Extracted data:

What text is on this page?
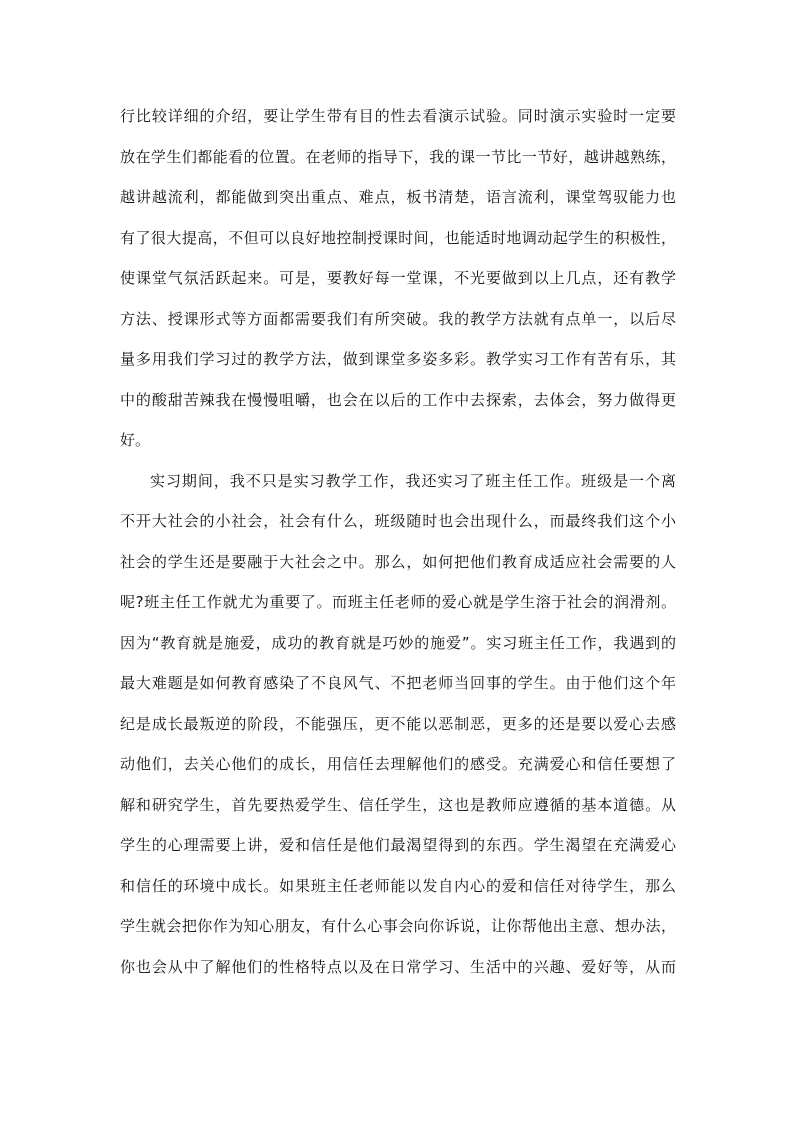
行比较详细的介绍，要让学生带有目的性去看演示试验。同时演示实验时一定要
放在学生们都能看的位置。在老师的指导下，我的课一节比一节好，越讲越熟练，
越讲越流利，都能做到突出重点、难点，板书清楚，语言流利，课堂驾驭能力也
有了很大提高，不但可以良好地控制授课时间，也能适时地调动起学生的积极性，
使课堂气氛活跃起来。可是，要教好每一堂课，不光要做到以上几点，还有教学
方法、授课形式等方面都需要我们有所突破。我的教学方法就有点单一，以后尽
量多用我们学习过的教学方法，做到课堂多姿多彩。教学实习工作有苦有乐，其
中的酸甜苦辣我在慢慢咀嚼，也会在以后的工作中去探索，去体会，努力做得更
好。
实习期间，我不只是实习教学工作，我还实习了班主任工作。班级是一个离
不开大社会的小社会，社会有什么，班级随时也会出现什么，而最终我们这个小
社会的学生还是要融于大社会之中。那么，如何把他们教育成适应社会需要的人
呢?班主任工作就尤为重要了。而班主任老师的爱心就是学生溶于社会的润滑剂。
因为“教育就是施爱，成功的教育就是巧妙的施爱”。实习班主任工作，我遇到的
最大难题是如何教育感染了不良风气、不把老师当回事的学生。由于他们这个年
纪是成长最叛逆的阶段，不能强压，更不能以恶制恶，更多的还是要以爱心去感
动他们，去关心他们的成长，用信任去理解他们的感受。充满爱心和信任要想了
解和研究学生，首先要热爱学生、信任学生，这也是教师应遵循的基本道德。从
学生的心理需要上讲，爱和信任是他们最渴望得到的东西。学生渴望在充满爱心
和信任的环境中成长。如果班主任老师能以发自内心的爱和信任对待学生，那么
学生就会把你作为知心朋友，有什么心事会向你诉说，让你帮他出主意、想办法，
你也会从中了解他们的性格特点以及在日常学习、生活中的兴趣、爱好等，从而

Problem to solve: Leave out the pictures and transcribe the entries above exactly.

Solution below:
What text is on this page?
行比较详细的介绍，要让学生带有目的性去看演示试验。同时演示实验时一定要
放在学生们都能看的位置。在老师的指导下，我的课一节比一节好，越讲越熟练，
越讲越流利，都能做到突出重点、难点，板书清楚，语言流利，课堂驾驭能力也
有了很大提高，不但可以良好地控制授课时间，也能适时地调动起学生的积极性，
使课堂气氛活跃起来。可是，要教好每一堂课，不光要做到以上几点，还有教学
方法、授课形式等方面都需要我们有所突破。我的教学方法就有点单一，以后尽
量多用我们学习过的教学方法，做到课堂多姿多彩。教学实习工作有苦有乐，其
中的酸甜苦辣我在慢慢咀嚼，也会在以后的工作中去探索，去体会，努力做得更
好。
实习期间，我不只是实习教学工作，我还实习了班主任工作。班级是一个离
不开大社会的小社会，社会有什么，班级随时也会出现什么，而最终我们这个小
社会的学生还是要融于大社会之中。那么，如何把他们教育成适应社会需要的人
呢?班主任工作就尤为重要了。而班主任老师的爱心就是学生溶于社会的润滑剂。
因为“教育就是施爱，成功的教育就是巧妙的施爱”。实习班主任工作，我遇到的
最大难题是如何教育感染了不良风气、不把老师当回事的学生。由于他们这个年
纪是成长最叛逆的阶段，不能强压，更不能以恶制恶，更多的还是要以爱心去感
动他们，去关心他们的成长，用信任去理解他们的感受。充满爱心和信任要想了
解和研究学生，首先要热爱学生、信任学生，这也是教师应遵循的基本道德。从
学生的心理需要上讲，爱和信任是他们最渴望得到的东西。学生渴望在充满爱心
和信任的环境中成长。如果班主任老师能以发自内心的爱和信任对待学生，那么
学生就会把你作为知心朋友，有什么心事会向你诉说，让你帮他出主意、想办法，
你也会从中了解他们的性格特点以及在日常学习、生活中的兴趣、爱好等，从而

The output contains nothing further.